Saved entries
begin
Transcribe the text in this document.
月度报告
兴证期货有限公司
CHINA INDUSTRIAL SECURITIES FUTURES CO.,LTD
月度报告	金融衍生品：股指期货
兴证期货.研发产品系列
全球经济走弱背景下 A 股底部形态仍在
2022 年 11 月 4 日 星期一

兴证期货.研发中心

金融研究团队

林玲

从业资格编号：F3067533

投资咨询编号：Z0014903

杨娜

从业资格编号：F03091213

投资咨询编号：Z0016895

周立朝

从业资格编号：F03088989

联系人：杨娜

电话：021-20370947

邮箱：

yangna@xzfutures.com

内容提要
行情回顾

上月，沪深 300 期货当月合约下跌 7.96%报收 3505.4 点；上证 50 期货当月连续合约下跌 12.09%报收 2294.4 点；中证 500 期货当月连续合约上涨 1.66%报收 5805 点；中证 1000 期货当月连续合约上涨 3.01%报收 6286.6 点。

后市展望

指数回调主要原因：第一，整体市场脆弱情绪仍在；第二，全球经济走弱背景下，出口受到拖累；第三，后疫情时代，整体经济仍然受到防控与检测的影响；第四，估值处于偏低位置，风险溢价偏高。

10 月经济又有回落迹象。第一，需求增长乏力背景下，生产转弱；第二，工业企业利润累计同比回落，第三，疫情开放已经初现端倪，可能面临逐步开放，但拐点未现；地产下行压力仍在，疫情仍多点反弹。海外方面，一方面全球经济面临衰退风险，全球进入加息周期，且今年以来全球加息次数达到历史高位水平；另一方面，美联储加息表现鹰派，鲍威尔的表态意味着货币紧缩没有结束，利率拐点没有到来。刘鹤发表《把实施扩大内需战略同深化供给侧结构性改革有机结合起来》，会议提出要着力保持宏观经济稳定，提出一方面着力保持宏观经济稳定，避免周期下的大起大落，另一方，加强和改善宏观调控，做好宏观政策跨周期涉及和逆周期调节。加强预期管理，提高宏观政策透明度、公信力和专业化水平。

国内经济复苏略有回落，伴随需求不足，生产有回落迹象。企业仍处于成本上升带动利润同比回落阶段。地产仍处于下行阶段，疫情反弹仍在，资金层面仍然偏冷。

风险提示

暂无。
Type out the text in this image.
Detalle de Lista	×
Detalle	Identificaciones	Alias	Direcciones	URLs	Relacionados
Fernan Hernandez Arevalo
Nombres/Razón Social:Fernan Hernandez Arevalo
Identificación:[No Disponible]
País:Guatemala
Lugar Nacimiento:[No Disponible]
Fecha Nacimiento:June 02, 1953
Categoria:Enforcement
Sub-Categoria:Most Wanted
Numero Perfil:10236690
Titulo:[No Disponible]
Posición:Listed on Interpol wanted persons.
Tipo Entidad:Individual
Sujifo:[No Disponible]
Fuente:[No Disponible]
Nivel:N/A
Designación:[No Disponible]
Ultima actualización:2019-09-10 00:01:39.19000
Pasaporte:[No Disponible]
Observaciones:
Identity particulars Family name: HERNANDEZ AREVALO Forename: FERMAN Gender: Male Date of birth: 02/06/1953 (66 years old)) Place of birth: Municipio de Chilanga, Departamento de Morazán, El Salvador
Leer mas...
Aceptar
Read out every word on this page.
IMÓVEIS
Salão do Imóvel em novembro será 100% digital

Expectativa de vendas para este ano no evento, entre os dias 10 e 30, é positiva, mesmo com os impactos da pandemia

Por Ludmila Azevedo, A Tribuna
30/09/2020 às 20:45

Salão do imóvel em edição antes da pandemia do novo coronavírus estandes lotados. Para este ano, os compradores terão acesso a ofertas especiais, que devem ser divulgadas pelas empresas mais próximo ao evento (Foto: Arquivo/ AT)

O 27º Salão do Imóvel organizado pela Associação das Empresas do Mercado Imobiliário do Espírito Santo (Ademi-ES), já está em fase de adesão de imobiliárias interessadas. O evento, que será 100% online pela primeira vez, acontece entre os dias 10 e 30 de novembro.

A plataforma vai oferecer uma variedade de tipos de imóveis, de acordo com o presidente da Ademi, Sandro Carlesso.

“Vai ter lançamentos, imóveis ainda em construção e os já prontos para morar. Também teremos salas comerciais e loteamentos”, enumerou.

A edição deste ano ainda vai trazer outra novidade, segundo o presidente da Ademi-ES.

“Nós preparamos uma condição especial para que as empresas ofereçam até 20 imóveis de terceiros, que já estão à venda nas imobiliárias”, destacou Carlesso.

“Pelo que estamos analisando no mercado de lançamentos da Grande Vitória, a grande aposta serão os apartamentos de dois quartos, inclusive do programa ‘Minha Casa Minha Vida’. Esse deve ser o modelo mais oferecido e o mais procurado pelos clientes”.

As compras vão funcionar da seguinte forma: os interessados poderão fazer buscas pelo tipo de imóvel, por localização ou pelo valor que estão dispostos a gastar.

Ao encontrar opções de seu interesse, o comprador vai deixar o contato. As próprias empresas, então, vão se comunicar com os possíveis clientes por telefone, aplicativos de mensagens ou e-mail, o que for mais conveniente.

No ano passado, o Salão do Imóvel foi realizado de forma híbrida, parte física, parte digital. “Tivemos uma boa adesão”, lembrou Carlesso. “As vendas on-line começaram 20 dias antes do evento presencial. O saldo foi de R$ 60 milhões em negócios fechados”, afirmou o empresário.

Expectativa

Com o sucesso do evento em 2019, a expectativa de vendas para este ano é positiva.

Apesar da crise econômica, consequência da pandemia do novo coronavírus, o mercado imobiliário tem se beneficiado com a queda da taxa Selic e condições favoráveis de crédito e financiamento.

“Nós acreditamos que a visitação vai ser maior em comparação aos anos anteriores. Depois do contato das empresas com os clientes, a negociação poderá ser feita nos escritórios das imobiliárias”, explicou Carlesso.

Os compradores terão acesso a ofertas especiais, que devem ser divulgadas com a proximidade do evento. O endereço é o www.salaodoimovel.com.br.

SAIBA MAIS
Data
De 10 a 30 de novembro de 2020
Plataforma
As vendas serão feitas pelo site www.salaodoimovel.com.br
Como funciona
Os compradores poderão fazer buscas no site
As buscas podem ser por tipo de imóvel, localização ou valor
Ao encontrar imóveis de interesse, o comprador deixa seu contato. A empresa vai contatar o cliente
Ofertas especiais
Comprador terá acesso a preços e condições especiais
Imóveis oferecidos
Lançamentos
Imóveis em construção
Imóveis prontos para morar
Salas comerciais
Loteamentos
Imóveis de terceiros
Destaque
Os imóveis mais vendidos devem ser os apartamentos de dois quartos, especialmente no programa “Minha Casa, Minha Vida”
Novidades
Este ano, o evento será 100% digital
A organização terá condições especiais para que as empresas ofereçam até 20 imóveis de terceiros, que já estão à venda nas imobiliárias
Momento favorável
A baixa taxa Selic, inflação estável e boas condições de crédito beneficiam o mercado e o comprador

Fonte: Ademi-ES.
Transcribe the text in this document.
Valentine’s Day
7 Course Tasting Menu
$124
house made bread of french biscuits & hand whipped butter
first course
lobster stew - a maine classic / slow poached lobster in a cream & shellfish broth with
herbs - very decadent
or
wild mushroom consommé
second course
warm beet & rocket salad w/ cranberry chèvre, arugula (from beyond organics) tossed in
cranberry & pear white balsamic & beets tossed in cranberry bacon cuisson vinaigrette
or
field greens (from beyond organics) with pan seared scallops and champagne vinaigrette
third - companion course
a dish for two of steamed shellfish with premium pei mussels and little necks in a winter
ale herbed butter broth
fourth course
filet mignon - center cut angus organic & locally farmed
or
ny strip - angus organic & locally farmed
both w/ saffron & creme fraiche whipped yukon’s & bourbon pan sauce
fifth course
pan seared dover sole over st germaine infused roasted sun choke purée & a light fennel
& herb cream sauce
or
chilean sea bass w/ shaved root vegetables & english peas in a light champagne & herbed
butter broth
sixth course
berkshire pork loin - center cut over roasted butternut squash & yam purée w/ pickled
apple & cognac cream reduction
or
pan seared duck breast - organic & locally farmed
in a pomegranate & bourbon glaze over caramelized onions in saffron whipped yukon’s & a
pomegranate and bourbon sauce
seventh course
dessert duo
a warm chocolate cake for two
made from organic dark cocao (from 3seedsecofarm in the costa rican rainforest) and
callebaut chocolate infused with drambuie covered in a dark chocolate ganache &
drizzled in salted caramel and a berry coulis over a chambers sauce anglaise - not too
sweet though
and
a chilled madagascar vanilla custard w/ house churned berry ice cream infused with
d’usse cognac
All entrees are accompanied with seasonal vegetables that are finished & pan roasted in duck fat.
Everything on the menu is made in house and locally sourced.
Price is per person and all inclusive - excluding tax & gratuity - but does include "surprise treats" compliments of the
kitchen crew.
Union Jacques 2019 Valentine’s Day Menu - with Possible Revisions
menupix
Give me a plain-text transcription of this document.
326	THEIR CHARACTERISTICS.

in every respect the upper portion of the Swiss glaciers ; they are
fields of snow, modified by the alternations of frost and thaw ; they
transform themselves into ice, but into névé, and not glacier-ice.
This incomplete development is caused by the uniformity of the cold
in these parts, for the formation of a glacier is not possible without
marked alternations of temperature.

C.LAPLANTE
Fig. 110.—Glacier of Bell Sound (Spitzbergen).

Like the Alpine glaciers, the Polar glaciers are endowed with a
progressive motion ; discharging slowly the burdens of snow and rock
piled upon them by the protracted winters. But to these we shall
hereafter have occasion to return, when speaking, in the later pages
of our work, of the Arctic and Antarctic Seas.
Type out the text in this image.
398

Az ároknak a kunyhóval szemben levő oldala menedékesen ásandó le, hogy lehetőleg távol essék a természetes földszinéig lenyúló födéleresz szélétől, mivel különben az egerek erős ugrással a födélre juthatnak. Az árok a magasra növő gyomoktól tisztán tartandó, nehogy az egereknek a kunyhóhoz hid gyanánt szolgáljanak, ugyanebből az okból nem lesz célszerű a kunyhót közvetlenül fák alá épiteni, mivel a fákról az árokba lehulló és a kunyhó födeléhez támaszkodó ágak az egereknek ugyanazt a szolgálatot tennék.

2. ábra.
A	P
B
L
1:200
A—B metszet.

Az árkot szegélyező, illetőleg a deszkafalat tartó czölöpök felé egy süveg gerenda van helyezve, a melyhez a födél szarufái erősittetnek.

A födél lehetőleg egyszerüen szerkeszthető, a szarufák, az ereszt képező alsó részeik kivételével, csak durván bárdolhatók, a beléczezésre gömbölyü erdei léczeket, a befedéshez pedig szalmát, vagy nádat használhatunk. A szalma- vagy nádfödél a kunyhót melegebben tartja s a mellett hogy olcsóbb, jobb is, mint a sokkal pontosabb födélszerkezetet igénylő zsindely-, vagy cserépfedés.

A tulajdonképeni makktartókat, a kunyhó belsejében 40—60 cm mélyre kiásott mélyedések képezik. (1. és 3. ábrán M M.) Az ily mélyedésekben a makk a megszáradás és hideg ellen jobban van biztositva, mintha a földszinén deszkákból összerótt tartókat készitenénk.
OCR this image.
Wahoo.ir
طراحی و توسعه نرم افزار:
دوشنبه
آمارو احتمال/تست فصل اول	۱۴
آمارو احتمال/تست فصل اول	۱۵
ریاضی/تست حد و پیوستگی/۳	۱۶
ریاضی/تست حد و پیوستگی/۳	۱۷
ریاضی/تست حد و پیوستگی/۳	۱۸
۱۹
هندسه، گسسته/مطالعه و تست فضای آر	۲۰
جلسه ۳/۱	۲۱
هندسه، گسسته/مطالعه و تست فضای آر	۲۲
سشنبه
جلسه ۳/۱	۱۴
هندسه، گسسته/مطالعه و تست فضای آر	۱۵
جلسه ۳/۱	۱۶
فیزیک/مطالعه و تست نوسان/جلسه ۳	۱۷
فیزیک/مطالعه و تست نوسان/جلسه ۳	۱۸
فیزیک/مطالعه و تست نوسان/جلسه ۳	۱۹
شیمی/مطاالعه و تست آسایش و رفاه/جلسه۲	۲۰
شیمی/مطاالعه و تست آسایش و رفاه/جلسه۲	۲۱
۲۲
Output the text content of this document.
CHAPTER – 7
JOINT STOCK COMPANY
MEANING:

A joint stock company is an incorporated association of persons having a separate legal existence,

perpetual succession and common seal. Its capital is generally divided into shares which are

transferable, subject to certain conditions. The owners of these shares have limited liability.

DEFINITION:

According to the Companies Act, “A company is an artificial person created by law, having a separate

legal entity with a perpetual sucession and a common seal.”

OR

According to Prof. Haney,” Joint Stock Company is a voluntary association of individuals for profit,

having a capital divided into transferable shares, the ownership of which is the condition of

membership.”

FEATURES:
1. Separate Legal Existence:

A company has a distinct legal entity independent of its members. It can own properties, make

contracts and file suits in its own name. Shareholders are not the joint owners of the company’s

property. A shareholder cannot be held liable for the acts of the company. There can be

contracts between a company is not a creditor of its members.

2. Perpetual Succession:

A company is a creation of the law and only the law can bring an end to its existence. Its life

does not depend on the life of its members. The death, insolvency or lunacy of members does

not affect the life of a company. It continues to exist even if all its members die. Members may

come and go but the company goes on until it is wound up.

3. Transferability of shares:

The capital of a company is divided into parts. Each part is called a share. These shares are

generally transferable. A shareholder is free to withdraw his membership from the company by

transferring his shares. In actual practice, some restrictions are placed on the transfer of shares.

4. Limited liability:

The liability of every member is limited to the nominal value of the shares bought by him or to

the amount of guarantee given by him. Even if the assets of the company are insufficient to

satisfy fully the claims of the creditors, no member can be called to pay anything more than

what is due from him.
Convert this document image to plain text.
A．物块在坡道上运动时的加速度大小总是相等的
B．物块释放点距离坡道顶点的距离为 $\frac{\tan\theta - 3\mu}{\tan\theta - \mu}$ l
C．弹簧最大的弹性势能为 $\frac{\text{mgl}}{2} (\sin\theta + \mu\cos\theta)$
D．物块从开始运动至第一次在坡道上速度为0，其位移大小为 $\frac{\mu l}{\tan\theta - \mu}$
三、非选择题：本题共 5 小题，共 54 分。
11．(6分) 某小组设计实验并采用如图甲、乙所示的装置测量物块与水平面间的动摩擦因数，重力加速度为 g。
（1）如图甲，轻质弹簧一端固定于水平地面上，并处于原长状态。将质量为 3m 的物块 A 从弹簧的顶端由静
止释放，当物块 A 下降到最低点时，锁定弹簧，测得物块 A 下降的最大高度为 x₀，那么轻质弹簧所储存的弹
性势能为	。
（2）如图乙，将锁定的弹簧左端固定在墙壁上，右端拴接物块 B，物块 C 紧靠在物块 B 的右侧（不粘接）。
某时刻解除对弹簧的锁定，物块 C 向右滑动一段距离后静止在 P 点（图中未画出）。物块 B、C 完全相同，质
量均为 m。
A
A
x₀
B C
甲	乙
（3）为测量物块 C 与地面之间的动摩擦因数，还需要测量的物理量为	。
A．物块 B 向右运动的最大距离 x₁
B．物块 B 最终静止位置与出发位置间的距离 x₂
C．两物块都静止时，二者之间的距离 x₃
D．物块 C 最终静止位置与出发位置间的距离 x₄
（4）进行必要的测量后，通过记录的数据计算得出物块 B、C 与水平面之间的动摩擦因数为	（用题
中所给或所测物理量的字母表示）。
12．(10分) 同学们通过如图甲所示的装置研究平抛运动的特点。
end
GIVEN EXERCISE: Show all lines from the data above in which the word "هندسه" appears.

REPLY:
هندسه، گسسته/مطالعه و تست فضای آر	۲۰
هندسه، گسسته/مطالعه و تست فضای آر	۲۲
هندسه، گسسته/مطالعه و تست فضای آر	۱۵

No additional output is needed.